__What needs to be done__:
Filter the entries below, keeping every line that has the word "like".
------ Task inputs ------
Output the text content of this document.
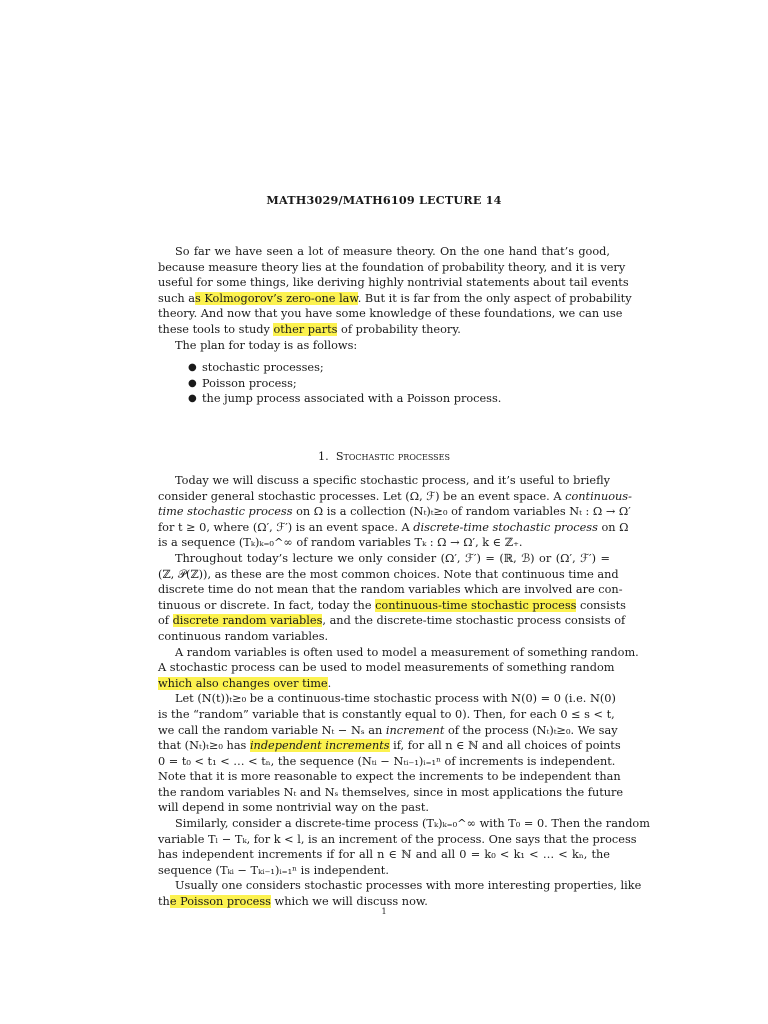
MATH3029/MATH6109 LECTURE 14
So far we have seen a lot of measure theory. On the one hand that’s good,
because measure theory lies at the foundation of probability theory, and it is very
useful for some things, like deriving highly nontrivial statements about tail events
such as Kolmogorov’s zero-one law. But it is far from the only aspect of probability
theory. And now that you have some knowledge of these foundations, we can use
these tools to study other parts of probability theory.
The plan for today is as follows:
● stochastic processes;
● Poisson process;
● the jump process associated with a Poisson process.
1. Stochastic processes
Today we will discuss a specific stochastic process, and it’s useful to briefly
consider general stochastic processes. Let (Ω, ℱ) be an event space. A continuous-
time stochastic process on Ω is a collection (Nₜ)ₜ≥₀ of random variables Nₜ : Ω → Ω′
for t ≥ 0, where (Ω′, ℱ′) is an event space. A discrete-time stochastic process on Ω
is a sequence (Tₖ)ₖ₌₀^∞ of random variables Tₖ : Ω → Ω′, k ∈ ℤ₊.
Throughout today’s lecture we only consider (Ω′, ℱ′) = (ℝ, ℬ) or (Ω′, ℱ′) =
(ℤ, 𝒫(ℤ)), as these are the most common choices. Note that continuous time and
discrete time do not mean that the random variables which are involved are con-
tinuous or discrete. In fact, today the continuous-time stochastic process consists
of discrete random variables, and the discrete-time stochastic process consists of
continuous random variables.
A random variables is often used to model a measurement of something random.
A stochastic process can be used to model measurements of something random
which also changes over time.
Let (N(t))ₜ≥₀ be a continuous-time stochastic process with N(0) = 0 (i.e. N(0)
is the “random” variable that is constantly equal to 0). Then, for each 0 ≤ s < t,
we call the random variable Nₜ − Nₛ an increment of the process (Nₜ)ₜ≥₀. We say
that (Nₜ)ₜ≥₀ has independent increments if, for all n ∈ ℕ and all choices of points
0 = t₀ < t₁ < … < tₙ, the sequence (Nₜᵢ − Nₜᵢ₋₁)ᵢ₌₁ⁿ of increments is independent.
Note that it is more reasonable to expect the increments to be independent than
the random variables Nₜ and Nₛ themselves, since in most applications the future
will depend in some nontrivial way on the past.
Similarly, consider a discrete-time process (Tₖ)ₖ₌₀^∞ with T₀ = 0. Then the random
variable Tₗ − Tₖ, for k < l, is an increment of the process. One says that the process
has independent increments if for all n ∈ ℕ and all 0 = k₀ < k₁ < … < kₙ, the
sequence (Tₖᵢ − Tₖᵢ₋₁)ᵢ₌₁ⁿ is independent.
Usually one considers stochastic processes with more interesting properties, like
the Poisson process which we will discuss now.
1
------
__Written solution__:
useful for some things, like deriving highly nontrivial statements about tail events
Usually one considers stochastic processes with more interesting properties, like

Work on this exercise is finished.